▶ [Records contained in a dataset]
········

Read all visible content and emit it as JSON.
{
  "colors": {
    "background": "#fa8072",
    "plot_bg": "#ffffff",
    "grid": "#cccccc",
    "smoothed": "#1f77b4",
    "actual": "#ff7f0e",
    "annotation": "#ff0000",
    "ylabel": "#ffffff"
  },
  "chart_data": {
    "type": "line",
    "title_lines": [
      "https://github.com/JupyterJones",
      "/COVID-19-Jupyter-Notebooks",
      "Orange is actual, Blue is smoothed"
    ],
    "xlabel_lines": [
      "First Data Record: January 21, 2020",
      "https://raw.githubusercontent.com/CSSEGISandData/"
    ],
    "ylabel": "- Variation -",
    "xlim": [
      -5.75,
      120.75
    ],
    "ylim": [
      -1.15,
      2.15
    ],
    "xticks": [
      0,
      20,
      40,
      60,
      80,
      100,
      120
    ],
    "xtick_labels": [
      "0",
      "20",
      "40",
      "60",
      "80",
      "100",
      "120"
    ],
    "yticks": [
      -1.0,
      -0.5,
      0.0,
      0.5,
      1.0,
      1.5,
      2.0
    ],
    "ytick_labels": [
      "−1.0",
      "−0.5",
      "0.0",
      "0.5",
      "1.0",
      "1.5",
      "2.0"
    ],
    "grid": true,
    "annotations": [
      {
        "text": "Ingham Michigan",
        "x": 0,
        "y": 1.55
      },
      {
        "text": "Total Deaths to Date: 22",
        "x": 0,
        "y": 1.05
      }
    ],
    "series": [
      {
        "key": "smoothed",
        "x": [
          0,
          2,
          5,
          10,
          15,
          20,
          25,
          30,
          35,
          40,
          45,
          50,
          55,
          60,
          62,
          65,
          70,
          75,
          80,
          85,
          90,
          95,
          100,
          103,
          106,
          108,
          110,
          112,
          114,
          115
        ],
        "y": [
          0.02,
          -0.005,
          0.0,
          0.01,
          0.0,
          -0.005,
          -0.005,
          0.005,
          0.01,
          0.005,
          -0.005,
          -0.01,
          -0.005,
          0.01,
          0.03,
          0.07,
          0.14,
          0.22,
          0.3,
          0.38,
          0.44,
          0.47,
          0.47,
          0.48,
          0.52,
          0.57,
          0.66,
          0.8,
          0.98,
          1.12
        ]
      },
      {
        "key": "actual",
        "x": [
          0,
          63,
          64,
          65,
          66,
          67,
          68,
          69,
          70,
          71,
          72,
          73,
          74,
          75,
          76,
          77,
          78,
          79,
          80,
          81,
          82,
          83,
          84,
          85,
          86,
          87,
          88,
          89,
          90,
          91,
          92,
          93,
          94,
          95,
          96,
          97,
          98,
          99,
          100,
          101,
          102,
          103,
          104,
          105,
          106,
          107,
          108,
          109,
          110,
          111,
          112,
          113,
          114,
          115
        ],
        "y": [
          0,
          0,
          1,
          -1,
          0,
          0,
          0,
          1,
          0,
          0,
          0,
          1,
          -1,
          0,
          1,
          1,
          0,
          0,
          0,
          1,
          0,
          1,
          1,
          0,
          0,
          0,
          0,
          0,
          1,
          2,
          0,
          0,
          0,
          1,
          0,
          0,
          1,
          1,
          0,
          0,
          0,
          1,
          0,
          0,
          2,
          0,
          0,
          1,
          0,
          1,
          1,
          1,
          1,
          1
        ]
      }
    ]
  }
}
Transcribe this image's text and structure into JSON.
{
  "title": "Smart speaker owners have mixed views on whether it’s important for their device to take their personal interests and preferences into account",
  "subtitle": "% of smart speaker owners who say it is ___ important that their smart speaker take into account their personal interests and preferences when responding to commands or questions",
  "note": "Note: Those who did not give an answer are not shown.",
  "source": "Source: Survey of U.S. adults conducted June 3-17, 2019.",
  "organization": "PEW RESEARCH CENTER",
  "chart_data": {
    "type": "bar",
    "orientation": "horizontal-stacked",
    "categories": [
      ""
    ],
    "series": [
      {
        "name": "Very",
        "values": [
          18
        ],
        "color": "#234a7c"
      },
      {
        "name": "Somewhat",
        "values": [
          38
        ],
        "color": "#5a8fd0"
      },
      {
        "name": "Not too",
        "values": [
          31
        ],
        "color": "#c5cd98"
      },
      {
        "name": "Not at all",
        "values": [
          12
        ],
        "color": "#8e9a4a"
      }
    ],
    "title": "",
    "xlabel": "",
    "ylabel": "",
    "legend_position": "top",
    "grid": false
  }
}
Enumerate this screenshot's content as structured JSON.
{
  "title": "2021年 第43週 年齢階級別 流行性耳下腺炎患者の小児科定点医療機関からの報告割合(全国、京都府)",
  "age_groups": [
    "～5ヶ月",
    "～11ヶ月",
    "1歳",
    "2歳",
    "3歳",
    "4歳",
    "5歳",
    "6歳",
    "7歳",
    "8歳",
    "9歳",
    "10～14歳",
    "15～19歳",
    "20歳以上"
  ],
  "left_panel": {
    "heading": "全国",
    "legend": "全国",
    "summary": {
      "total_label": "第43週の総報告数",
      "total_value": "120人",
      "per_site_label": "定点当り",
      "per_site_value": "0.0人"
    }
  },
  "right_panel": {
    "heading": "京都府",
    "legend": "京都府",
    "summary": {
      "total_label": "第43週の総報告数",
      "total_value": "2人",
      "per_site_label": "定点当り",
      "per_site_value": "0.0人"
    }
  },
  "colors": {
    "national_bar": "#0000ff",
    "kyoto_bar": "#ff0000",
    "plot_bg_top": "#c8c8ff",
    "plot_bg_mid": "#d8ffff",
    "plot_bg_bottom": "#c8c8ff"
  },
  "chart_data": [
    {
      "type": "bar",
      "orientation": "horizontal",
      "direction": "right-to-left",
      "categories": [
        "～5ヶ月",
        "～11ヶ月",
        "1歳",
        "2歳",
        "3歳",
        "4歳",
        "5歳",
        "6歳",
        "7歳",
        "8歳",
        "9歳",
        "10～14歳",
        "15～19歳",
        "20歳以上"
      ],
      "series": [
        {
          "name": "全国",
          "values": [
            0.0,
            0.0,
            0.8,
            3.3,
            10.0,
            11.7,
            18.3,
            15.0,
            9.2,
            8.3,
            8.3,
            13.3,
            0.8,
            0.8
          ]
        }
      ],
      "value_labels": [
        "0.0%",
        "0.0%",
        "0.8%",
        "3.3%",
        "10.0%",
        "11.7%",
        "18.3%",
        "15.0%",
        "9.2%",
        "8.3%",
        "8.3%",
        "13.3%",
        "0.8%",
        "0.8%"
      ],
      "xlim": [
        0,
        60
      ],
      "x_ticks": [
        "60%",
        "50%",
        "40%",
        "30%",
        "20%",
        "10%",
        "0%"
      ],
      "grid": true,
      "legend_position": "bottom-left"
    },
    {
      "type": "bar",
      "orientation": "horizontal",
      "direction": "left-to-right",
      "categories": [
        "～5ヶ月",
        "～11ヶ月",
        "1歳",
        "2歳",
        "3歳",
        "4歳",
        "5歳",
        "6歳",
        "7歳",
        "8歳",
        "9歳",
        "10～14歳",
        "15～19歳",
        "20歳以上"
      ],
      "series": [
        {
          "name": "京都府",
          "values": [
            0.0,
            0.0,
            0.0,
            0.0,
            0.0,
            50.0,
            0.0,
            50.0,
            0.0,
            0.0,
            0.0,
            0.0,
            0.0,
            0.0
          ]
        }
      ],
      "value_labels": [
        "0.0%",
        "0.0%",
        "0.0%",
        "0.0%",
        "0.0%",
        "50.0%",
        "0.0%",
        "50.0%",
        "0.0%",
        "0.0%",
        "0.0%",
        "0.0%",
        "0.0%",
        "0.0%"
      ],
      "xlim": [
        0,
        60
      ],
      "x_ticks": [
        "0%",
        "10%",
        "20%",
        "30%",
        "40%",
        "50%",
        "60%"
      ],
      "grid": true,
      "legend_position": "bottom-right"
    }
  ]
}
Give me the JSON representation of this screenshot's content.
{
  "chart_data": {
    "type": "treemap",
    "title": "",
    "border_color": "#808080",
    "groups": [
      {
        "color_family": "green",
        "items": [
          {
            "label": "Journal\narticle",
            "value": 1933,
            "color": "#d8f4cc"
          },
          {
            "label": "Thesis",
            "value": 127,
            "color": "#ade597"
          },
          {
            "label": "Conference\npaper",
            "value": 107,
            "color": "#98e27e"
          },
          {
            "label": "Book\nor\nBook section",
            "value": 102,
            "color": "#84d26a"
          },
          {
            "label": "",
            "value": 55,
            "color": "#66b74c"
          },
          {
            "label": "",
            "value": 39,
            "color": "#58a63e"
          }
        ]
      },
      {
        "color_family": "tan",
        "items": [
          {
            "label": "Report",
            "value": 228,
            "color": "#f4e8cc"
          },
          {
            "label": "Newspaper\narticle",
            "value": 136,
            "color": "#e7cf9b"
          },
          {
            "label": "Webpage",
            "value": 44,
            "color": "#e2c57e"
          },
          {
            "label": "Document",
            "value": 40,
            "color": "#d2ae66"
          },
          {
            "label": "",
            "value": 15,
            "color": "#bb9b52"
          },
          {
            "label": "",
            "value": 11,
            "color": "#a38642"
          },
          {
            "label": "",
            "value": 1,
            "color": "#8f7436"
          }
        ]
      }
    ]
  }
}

········

Find and copy each line above that includes the string "JSON".

Read all visible content and emit it as JSON.
Transcribe this image's text and structure into JSON.
Enumerate this screenshot's content as structured JSON.
Give me the JSON representation of this screenshot's content.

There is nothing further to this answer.